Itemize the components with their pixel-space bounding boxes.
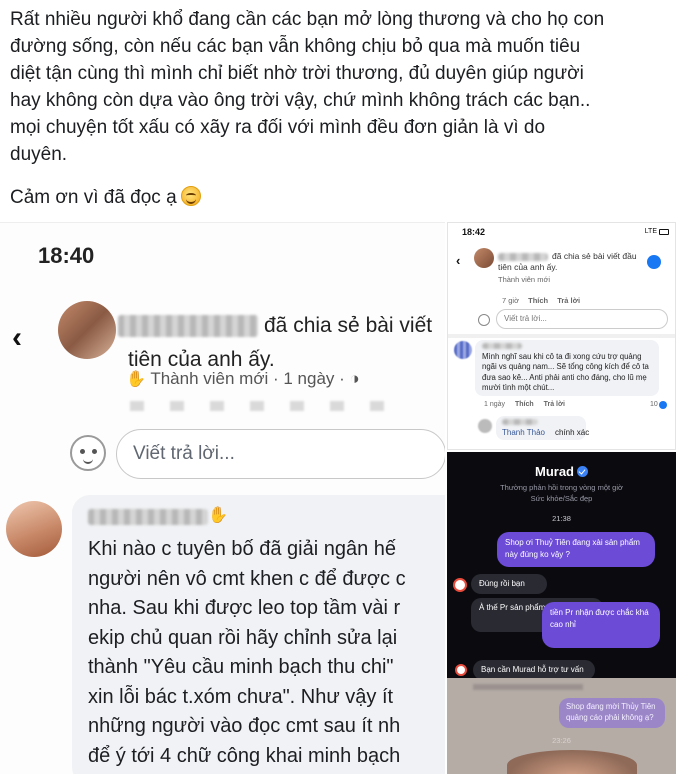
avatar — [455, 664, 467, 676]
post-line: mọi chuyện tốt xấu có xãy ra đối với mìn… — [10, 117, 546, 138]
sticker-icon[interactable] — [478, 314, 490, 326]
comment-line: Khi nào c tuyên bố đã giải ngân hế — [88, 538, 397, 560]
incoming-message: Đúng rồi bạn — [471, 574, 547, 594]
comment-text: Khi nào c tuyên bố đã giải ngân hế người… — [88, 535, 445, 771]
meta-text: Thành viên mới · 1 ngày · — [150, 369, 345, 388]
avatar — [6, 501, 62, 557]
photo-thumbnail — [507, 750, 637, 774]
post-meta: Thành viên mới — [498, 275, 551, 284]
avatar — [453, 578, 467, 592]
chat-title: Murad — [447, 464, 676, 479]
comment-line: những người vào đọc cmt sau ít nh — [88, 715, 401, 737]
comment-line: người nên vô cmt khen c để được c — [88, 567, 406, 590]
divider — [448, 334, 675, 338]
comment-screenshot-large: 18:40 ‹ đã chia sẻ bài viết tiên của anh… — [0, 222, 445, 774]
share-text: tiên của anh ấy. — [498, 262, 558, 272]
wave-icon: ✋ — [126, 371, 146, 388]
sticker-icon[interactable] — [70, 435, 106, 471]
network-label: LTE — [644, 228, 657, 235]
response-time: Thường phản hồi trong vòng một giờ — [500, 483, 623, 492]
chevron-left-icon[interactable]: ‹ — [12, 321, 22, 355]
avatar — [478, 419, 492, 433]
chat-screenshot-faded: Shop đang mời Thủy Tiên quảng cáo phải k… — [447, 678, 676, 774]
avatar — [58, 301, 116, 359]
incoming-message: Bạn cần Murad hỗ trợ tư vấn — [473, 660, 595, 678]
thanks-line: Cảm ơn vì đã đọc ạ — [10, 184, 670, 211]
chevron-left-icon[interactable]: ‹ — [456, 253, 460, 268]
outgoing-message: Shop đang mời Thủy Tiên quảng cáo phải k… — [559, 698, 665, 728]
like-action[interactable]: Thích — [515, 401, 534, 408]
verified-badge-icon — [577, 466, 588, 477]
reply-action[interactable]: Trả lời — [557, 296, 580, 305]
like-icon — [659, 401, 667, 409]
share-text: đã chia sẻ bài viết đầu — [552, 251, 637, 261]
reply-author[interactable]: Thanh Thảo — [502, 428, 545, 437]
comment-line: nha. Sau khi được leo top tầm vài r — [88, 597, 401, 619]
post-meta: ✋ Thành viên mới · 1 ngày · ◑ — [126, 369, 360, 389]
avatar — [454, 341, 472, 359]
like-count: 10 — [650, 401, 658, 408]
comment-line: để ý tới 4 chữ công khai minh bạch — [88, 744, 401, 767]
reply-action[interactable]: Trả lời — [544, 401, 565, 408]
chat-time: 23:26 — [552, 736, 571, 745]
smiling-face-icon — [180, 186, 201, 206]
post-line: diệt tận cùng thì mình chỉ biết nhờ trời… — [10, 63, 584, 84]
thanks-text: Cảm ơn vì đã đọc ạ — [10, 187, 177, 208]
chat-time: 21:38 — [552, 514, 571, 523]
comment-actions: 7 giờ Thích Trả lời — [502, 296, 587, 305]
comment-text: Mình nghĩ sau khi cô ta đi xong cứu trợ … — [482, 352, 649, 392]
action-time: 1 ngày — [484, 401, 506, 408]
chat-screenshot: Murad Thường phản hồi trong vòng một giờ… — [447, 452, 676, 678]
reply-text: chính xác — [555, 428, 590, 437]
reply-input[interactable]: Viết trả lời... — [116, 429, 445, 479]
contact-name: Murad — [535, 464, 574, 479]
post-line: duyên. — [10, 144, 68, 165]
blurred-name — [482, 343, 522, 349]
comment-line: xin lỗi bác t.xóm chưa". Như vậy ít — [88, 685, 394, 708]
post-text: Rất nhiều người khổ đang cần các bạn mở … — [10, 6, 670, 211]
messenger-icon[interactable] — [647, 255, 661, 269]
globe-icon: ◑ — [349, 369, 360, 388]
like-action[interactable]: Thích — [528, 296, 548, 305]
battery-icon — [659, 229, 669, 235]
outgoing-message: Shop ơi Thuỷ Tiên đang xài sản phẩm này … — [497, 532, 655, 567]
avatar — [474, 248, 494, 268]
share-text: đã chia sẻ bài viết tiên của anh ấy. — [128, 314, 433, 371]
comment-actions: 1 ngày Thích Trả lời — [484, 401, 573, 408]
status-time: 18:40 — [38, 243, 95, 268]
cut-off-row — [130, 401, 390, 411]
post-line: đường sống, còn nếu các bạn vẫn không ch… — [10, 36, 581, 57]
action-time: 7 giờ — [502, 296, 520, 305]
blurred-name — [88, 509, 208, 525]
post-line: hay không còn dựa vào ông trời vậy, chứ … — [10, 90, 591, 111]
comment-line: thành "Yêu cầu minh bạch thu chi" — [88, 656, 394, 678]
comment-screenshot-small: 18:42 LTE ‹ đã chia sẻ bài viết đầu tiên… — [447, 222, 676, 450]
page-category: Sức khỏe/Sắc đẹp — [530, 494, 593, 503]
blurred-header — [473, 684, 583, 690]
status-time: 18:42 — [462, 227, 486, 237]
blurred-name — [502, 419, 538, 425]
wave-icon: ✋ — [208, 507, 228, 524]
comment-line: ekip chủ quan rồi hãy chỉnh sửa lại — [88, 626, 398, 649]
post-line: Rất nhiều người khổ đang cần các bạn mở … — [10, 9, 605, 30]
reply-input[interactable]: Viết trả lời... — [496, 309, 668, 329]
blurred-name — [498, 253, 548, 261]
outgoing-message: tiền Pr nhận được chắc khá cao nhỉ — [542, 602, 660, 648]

**********

### Given exercise
Reproduce the listing above word for word, omitting the picture.

### Result below
Itemize the components with their pixel-space bounding boxes.
avatar — [455, 664, 467, 676]
post-line: mọi chuyện tốt xấu có xãy ra đối với mìn… — [10, 117, 546, 138]
sticker-icon[interactable] — [478, 314, 490, 326]
comment-line: Khi nào c tuyên bố đã giải ngân hế — [88, 538, 397, 560]
incoming-message: Đúng rồi bạn — [471, 574, 547, 594]
comment-text: Khi nào c tuyên bố đã giải ngân hế người… — [88, 535, 445, 771]
meta-text: Thành viên mới · 1 ngày · — [150, 369, 345, 388]
avatar — [6, 501, 62, 557]
photo-thumbnail — [507, 750, 637, 774]
post-meta: Thành viên mới — [498, 275, 551, 284]
avatar — [453, 578, 467, 592]
chat-title: Murad — [447, 464, 676, 479]
comment-line: những người vào đọc cmt sau ít nh — [88, 715, 401, 737]
comment-line: người nên vô cmt khen c để được c — [88, 567, 406, 590]
divider — [448, 334, 675, 338]
comment-screenshot-large: 18:40 ‹ đã chia sẻ bài viết tiên của anh… — [0, 222, 445, 774]
share-text: tiên của anh ấy. — [498, 262, 558, 272]
wave-icon: ✋ — [126, 371, 146, 388]
sticker-icon[interactable] — [70, 435, 106, 471]
network-label: LTE — [644, 228, 657, 235]
response-time: Thường phản hồi trong vòng một giờ — [500, 483, 623, 492]
chevron-left-icon[interactable]: ‹ — [12, 321, 22, 355]
avatar — [478, 419, 492, 433]
chat-screenshot-faded: Shop đang mời Thủy Tiên quảng cáo phải k… — [447, 678, 676, 774]
avatar — [58, 301, 116, 359]
incoming-message: Bạn cần Murad hỗ trợ tư vấn — [473, 660, 595, 678]
thanks-line: Cảm ơn vì đã đọc ạ — [10, 184, 670, 211]
chevron-left-icon[interactable]: ‹ — [456, 253, 460, 268]
outgoing-message: Shop đang mời Thủy Tiên quảng cáo phải k… — [559, 698, 665, 728]
like-action[interactable]: Thích — [515, 401, 534, 408]
verified-badge-icon — [577, 466, 588, 477]
reply-action[interactable]: Trả lời — [557, 296, 580, 305]
like-icon — [659, 401, 667, 409]
share-text: đã chia sẻ bài viết đầu — [552, 251, 637, 261]
reply-author[interactable]: Thanh Thảo — [502, 428, 545, 437]
comment-line: nha. Sau khi được leo top tầm vài r — [88, 597, 401, 619]
post-meta: ✋ Thành viên mới · 1 ngày · ◑ — [126, 369, 360, 389]
avatar — [454, 341, 472, 359]
like-count: 10 — [650, 401, 658, 408]
comment-line: để ý tới 4 chữ công khai minh bạch — [88, 744, 401, 767]
reply-action[interactable]: Trả lời — [544, 401, 565, 408]
chat-time: 23:26 — [552, 736, 571, 745]
smiling-face-icon — [180, 186, 201, 206]
post-line: diệt tận cùng thì mình chỉ biết nhờ trời… — [10, 63, 584, 84]
thanks-text: Cảm ơn vì đã đọc ạ — [10, 187, 177, 208]
chat-time: 21:38 — [552, 514, 571, 523]
comment-actions: 7 giờ Thích Trả lời — [502, 296, 587, 305]
comment-text: Mình nghĩ sau khi cô ta đi xong cứu trợ … — [482, 352, 649, 392]
action-time: 1 ngày — [484, 401, 506, 408]
chat-screenshot: Murad Thường phản hồi trong vòng một giờ… — [447, 452, 676, 678]
reply-text: chính xác — [555, 428, 590, 437]
reply-input[interactable]: Viết trả lời... — [116, 429, 445, 479]
contact-name: Murad — [535, 464, 574, 479]
post-line: duyên. — [10, 144, 68, 165]
blurred-name — [482, 343, 522, 349]
comment-line: xin lỗi bác t.xóm chưa". Như vậy ít — [88, 685, 394, 708]
post-text: Rất nhiều người khổ đang cần các bạn mở … — [10, 6, 670, 211]
messenger-icon[interactable] — [647, 255, 661, 269]
globe-icon: ◑ — [349, 369, 360, 388]
like-action[interactable]: Thích — [528, 296, 548, 305]
battery-icon — [659, 229, 669, 235]
outgoing-message: Shop ơi Thuỷ Tiên đang xài sản phẩm này … — [497, 532, 655, 567]
avatar — [474, 248, 494, 268]
share-text: đã chia sẻ bài viết tiên của anh ấy. — [128, 314, 433, 371]
comment-actions: 1 ngày Thích Trả lời — [484, 401, 573, 408]
status-time: 18:40 — [38, 243, 95, 268]
cut-off-row — [130, 401, 390, 411]
post-line: đường sống, còn nếu các bạn vẫn không ch… — [10, 36, 581, 57]
action-time: 7 giờ — [502, 296, 520, 305]
blurred-name — [88, 509, 208, 525]
post-line: hay không còn dựa vào ông trời vậy, chứ … — [10, 90, 591, 111]
comment-line: thành "Yêu cầu minh bạch thu chi" — [88, 656, 394, 678]
comment-screenshot-small: 18:42 LTE ‹ đã chia sẻ bài viết đầu tiên… — [447, 222, 676, 450]
page-category: Sức khỏe/Sắc đẹp — [530, 494, 593, 503]
blurred-header — [473, 684, 583, 690]
status-time: 18:42 — [462, 227, 486, 237]
blurred-name — [502, 419, 538, 425]
wave-icon: ✋ — [208, 507, 228, 524]
comment-line: ekip chủ quan rồi hãy chỉnh sửa lại — [88, 626, 398, 649]
post-line: Rất nhiều người khổ đang cần các bạn mở … — [10, 9, 605, 30]
reply-input[interactable]: Viết trả lời... — [496, 309, 668, 329]
blurred-name — [498, 253, 548, 261]
outgoing-message: tiền Pr nhận được chắc khá cao nhỉ — [542, 602, 660, 648]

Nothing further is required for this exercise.